INFORMATION SUPPLIED START
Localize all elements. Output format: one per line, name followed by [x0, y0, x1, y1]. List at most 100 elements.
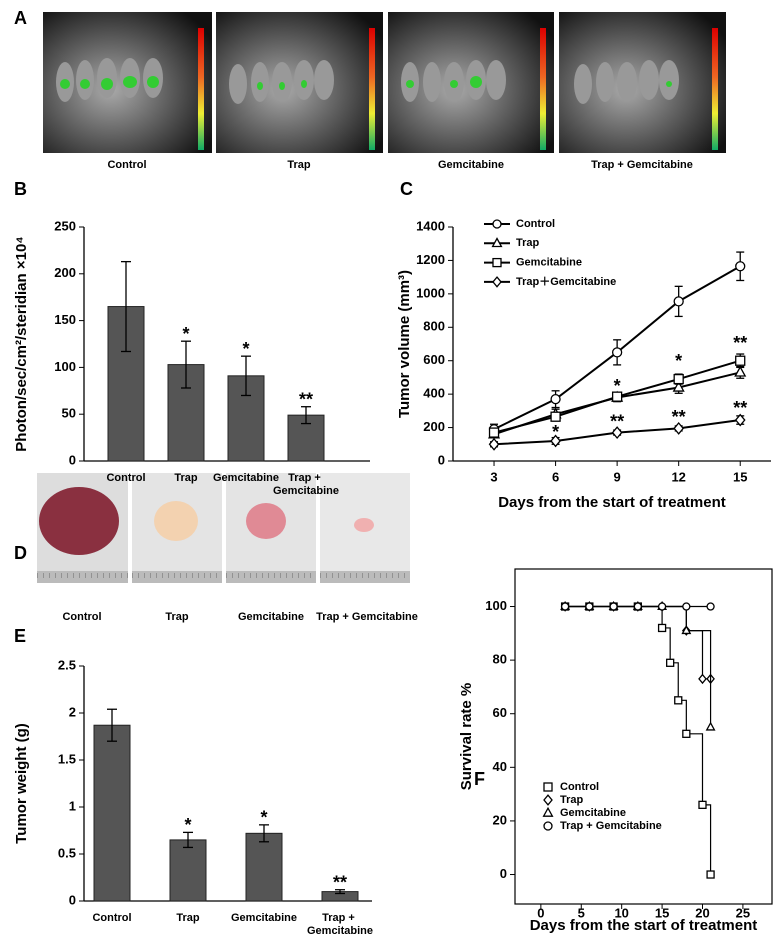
legend-label: Control: [560, 781, 599, 793]
x-tick-label: Trap + Gemcitabine: [307, 912, 373, 937]
marker: [734, 413, 746, 427]
y-axis-label: Survival rate %: [458, 683, 475, 791]
y-tick-label: 100: [54, 359, 76, 374]
marker: [492, 219, 502, 229]
y-tick-label: 1: [69, 798, 76, 813]
marker: [673, 373, 684, 385]
marker: [673, 296, 684, 307]
x-axis-label: Days from the start of treatment: [498, 494, 726, 511]
legend-label: Trap + Gemcitabine: [560, 820, 662, 832]
legend-label: Trap: [516, 237, 540, 249]
panel-label: D: [14, 543, 27, 563]
x-tick-label: 25: [736, 905, 750, 920]
x-tick-label: 0: [537, 905, 544, 920]
y-tick-label: 2: [69, 704, 76, 719]
x-tick-label: 12: [671, 469, 685, 484]
x-tick-label: Gemcitabine: [231, 912, 297, 924]
legend-label: Trap: [560, 794, 584, 806]
y-tick-label: 0: [438, 452, 445, 467]
legend-marker: [543, 782, 553, 792]
significance: **: [299, 389, 313, 409]
legend-label: Control: [516, 218, 555, 230]
marker: [698, 673, 707, 685]
x-tick-label: Control: [106, 472, 145, 484]
marker: [560, 602, 570, 611]
y-tick-label: 50: [62, 406, 76, 421]
y-axis-label: Tumor weight (g): [13, 723, 30, 844]
marker: [550, 394, 561, 405]
annotation: *: [614, 376, 621, 396]
marker: [633, 602, 642, 611]
y-tick-label: 600: [423, 352, 445, 367]
significance: *: [260, 808, 267, 828]
x-tick-label: Trap: [174, 472, 198, 484]
annotation: *: [552, 422, 559, 442]
legend-marker: [542, 806, 554, 817]
y-tick-label: 400: [423, 386, 445, 401]
marker: [492, 257, 502, 268]
legend-marker: [543, 821, 553, 831]
y-tick-label: 60: [493, 705, 507, 720]
marker: [705, 721, 716, 731]
y-tick-label: 200: [54, 265, 76, 280]
panel-label: F: [474, 769, 485, 789]
x-tick-label: 5: [578, 905, 585, 920]
y-tick-label: 1.5: [58, 751, 76, 766]
y-tick-label: 1000: [416, 285, 445, 300]
image-caption: Gemcitabine: [238, 611, 304, 623]
panel-a-images: [43, 12, 726, 153]
bar: [93, 724, 131, 902]
y-tick-label: 80: [493, 652, 507, 667]
marker: [681, 625, 692, 635]
marker: [611, 391, 623, 402]
x-tick-label: 9: [614, 469, 621, 484]
panel-label: C: [400, 179, 413, 199]
x-tick-label: Control: [92, 912, 131, 924]
x-tick-label: 20: [695, 905, 709, 920]
y-tick-label: 0: [69, 892, 76, 907]
series-line: [565, 605, 711, 680]
y-tick-label: 1400: [416, 218, 445, 233]
y-axis-label: Tumor volume (mm³): [396, 270, 413, 418]
marker: [735, 355, 746, 366]
marker: [492, 276, 502, 288]
legend-label: Gemcitabine: [560, 807, 626, 819]
legend-label: Trap＋Gemcitabine: [516, 276, 616, 288]
marker: [682, 602, 691, 611]
marker: [585, 602, 594, 611]
x-tick-label: 6: [552, 469, 559, 484]
panel-label: E: [14, 626, 26, 646]
legend-marker: [543, 794, 553, 806]
marker: [550, 411, 561, 422]
image-caption: Gemcitabine: [438, 159, 504, 171]
y-tick-label: 100: [485, 598, 507, 613]
image-caption: Control: [107, 159, 146, 171]
plot-frame: [514, 568, 773, 905]
annotation: **: [610, 411, 624, 431]
image-caption: Trap: [165, 611, 189, 623]
annotation: **: [733, 333, 747, 353]
y-tick-label: 40: [493, 759, 507, 774]
y-tick-label: 20: [493, 812, 507, 827]
bar: [245, 832, 283, 902]
marker: [488, 437, 500, 451]
y-tick-label: 2.5: [58, 657, 76, 672]
significance: *: [184, 815, 191, 835]
x-tick-label: 15: [655, 905, 669, 920]
annotation: **: [733, 398, 747, 418]
image-caption: Control: [62, 611, 101, 623]
annotation: **: [672, 407, 686, 427]
legend-label: Gemcitabine: [516, 257, 582, 269]
x-axis-label: Days from the start of treatment: [530, 917, 758, 934]
marker: [488, 427, 500, 438]
marker: [611, 426, 623, 440]
image-caption: Trap + Gemcitabine: [316, 611, 418, 623]
y-tick-label: 800: [423, 319, 445, 334]
series-line: [565, 605, 712, 875]
y-tick-label: 150: [54, 312, 76, 327]
significance: **: [333, 872, 347, 892]
image-caption: Trap: [287, 159, 311, 171]
image-caption: Trap + Gemcitabine: [591, 159, 693, 171]
marker: [611, 347, 623, 358]
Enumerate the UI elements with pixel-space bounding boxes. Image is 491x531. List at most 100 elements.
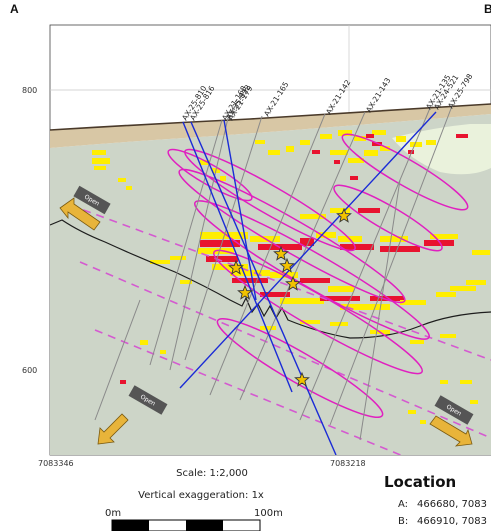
assay-block [350, 176, 358, 180]
assay-block [300, 140, 310, 145]
assay-block [372, 130, 386, 135]
assay-block [338, 130, 352, 136]
assay-block [400, 300, 426, 305]
intercept-star-icon [273, 245, 289, 261]
assay-block [94, 166, 106, 170]
assay-block [410, 340, 424, 344]
assay-block [366, 134, 374, 138]
assay-block [200, 160, 210, 165]
assay-block [150, 260, 170, 264]
location-b-key: B: [398, 516, 408, 527]
assay-block [330, 208, 350, 213]
drillhole-trace-ax-25-810 [182, 121, 293, 393]
assay-block [230, 270, 270, 276]
assay-block [300, 238, 314, 246]
assay-block [370, 296, 404, 301]
assay-block [334, 160, 340, 164]
assay-block [408, 410, 416, 414]
scale-block: Scale: 1:2,000 Vertical exaggeration: 1x… [105, 468, 283, 531]
assay-block [396, 136, 406, 142]
section-end-label-a: A [10, 2, 19, 16]
assay-block [410, 142, 422, 147]
section-end-label-b: B [484, 2, 491, 16]
location-title: Location [384, 473, 456, 491]
assay-block [232, 278, 268, 283]
topography-line [50, 103, 491, 131]
host-rock-layer [50, 114, 491, 455]
intercept-star-icon [237, 284, 253, 300]
drillhole-trace-ax-24-521 [329, 105, 453, 426]
assay-block [320, 296, 360, 301]
location-panel: Location A: 466680, 7083 B: 466910, 7083 [384, 473, 487, 527]
assay-block [212, 264, 248, 270]
drillhole-trace-ax-25-798 [179, 111, 437, 389]
drillhole-trace-ax-21-179 [169, 117, 229, 371]
assay-block [466, 280, 486, 285]
open-arrow-bottom-left: Open [97, 385, 168, 445]
assay-block [348, 158, 364, 163]
assay-block [300, 278, 330, 283]
assay-block [426, 140, 436, 145]
assay-block [316, 232, 336, 238]
drillhole-trace-ax-21-168 [149, 119, 223, 366]
assay-block [380, 246, 420, 252]
scale-start-label: 0m [105, 508, 121, 519]
drillhole-trace-ax-21-135 [299, 107, 431, 421]
assay-block [430, 234, 458, 239]
assay-block [180, 280, 192, 284]
dashed-structures [69, 204, 491, 455]
assay-block [364, 150, 378, 156]
assay-block [120, 380, 126, 384]
drillhole-trace-ax-25-822 [223, 119, 257, 301]
intercept-star-icon [285, 275, 301, 291]
assay-block [206, 256, 238, 262]
drillhole-trace-ax-25-816 [190, 121, 337, 455]
intercept-star-icon [336, 207, 352, 223]
assay-block [436, 292, 456, 297]
assay-block [372, 142, 382, 146]
geological-contact-line [50, 219, 491, 339]
assay-block [340, 244, 374, 250]
assay-block [200, 240, 240, 247]
assay-block [140, 340, 148, 345]
assay-block [312, 150, 320, 154]
assay-block [408, 150, 414, 154]
drillholes-2025 [179, 111, 437, 455]
assay-block [460, 380, 472, 384]
intercept-star-icon [279, 257, 295, 273]
scale-ratio: Scale: 1:2,000 [176, 468, 248, 479]
assay-block [280, 298, 324, 304]
assay-block [92, 158, 110, 164]
assay-block [472, 250, 490, 255]
assay-block [300, 214, 326, 219]
intercept-star-icon [294, 371, 310, 387]
assay-block [286, 146, 294, 152]
intercept-stars [228, 207, 352, 387]
assay-block [340, 304, 390, 310]
easting-tick-left: 7083346 [38, 459, 74, 468]
vertical-exaggeration: Vertical exaggeration: 1x [138, 490, 264, 501]
assay-block [470, 400, 478, 404]
open-arrow-left: Open [59, 185, 111, 231]
historic-drillholes [94, 105, 453, 441]
assay-block [260, 292, 290, 297]
assay-block [440, 380, 448, 384]
drillhole-trace-ax-21-142 [209, 113, 326, 396]
location-a-value: 466680, 7083 [417, 499, 487, 510]
assay-block [450, 286, 476, 291]
elevation-tick-600: 600 [22, 366, 37, 375]
assay-block [126, 186, 132, 190]
assay-block [354, 136, 366, 141]
assay-block [260, 326, 276, 330]
assay-block [330, 322, 348, 326]
assay-block [424, 240, 454, 246]
scale-end-label: 100m [254, 508, 283, 519]
assay-block [358, 208, 380, 213]
intercept-star-icon [228, 259, 244, 275]
assay-block [420, 420, 426, 424]
assay-block [160, 350, 166, 354]
assay-block [320, 134, 332, 139]
overburden-layer [50, 104, 491, 148]
assay-block [170, 256, 186, 260]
INFORMATION SUPPLIED END
* **WHAT IS EXPECTED**
Find "drillholes" in the preceding records. Copy each line that holds it.

* **EXERCISE OUTPUT**
drillholes-2025 [179, 111, 437, 455]
historic-drillholes [94, 105, 453, 441]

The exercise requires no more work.